## Direction
Tally every line of the listing below that holds "this", then give the tally alone.

[Source data]
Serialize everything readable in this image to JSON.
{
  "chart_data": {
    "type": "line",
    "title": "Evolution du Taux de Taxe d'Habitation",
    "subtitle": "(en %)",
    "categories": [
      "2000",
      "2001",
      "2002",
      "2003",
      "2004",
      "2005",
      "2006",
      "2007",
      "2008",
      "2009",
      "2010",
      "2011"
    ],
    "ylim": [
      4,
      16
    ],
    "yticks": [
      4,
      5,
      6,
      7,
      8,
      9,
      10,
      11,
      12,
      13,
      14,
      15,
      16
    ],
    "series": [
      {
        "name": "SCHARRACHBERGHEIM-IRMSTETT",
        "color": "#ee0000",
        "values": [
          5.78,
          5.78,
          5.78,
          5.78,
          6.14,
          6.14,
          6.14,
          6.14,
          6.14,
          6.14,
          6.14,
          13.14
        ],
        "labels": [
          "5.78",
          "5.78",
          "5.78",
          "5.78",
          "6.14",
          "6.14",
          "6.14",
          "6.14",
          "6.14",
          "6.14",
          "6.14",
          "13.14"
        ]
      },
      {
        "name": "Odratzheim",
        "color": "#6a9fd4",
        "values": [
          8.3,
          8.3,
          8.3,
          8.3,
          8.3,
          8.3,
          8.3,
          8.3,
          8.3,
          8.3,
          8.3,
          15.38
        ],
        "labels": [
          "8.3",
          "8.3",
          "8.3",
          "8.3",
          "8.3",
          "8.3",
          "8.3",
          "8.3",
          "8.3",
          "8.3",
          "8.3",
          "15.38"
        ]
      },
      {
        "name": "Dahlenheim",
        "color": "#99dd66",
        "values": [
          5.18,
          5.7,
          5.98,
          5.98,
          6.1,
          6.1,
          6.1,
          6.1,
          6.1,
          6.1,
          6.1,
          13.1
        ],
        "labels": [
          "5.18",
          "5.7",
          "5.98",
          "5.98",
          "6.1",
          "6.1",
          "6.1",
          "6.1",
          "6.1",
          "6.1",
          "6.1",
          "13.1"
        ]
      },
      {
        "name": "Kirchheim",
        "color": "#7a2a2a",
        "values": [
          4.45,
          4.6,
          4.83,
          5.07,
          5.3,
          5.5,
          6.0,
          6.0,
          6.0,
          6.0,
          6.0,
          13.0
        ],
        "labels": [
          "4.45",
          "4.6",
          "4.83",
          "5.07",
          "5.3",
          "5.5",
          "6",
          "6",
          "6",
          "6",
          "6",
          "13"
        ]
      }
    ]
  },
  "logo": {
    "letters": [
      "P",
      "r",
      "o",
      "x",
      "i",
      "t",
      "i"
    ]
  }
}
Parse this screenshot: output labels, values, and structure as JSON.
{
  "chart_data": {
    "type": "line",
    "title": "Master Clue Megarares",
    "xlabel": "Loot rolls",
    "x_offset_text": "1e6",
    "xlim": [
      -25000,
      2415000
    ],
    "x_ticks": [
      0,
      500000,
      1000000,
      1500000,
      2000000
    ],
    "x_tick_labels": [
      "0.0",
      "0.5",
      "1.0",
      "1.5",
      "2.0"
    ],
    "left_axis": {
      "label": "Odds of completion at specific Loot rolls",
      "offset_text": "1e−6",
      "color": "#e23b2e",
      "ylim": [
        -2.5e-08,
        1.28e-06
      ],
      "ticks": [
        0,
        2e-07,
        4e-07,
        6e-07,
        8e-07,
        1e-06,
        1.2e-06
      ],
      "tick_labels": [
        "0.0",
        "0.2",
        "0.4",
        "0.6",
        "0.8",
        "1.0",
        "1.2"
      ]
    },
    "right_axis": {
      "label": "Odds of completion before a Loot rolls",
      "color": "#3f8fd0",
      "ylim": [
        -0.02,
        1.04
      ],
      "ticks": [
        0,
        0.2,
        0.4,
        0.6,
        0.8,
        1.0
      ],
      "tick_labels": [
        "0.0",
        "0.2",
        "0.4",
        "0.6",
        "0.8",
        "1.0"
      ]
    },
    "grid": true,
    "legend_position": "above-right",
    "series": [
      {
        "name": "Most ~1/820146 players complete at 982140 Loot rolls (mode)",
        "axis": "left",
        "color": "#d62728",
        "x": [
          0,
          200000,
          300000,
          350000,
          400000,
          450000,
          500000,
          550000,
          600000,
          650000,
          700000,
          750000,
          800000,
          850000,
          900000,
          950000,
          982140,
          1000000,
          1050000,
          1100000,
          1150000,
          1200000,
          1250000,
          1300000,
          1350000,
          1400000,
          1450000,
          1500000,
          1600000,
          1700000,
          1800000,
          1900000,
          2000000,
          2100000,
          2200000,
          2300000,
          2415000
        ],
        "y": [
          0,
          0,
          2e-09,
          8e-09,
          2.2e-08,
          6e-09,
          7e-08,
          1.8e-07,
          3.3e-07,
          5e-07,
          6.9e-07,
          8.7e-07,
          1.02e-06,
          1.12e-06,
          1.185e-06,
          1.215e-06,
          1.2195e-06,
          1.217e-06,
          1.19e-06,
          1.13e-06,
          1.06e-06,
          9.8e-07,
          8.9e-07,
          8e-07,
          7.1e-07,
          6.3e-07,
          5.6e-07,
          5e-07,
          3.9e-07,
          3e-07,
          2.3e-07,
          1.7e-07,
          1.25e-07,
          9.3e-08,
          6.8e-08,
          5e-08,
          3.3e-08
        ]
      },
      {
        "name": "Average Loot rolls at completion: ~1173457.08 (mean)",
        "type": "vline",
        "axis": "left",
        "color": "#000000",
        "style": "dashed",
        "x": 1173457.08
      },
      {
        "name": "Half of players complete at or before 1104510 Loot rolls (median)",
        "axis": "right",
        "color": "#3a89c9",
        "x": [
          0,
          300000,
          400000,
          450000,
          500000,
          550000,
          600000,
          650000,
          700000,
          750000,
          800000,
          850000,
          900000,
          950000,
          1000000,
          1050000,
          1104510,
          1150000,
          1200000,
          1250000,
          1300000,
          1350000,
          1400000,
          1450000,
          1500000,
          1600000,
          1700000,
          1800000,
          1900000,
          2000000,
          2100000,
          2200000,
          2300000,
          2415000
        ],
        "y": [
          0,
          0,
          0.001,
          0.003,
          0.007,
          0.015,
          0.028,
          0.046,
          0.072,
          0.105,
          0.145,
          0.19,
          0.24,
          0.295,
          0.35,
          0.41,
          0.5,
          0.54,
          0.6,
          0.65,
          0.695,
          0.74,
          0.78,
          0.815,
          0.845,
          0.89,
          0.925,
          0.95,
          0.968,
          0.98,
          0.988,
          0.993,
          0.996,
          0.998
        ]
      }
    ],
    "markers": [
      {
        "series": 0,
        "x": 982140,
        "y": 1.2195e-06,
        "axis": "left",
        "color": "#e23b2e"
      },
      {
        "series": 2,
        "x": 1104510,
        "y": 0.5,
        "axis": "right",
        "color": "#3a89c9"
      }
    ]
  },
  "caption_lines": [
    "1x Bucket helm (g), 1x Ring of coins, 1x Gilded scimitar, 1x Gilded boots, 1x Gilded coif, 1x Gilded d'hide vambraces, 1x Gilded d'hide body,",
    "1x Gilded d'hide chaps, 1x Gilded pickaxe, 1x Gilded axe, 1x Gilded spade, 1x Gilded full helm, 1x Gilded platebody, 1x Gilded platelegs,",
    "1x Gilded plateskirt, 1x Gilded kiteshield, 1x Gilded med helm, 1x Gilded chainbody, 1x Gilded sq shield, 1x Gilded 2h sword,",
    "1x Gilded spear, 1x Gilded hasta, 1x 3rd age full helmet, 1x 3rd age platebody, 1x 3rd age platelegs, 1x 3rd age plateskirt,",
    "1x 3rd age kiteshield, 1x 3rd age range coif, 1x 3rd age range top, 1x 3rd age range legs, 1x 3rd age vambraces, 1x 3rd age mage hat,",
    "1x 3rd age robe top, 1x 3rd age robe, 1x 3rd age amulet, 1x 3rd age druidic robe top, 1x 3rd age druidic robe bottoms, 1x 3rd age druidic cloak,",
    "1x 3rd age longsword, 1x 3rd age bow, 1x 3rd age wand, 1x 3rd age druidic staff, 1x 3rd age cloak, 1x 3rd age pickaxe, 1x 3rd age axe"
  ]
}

## Complete answer
2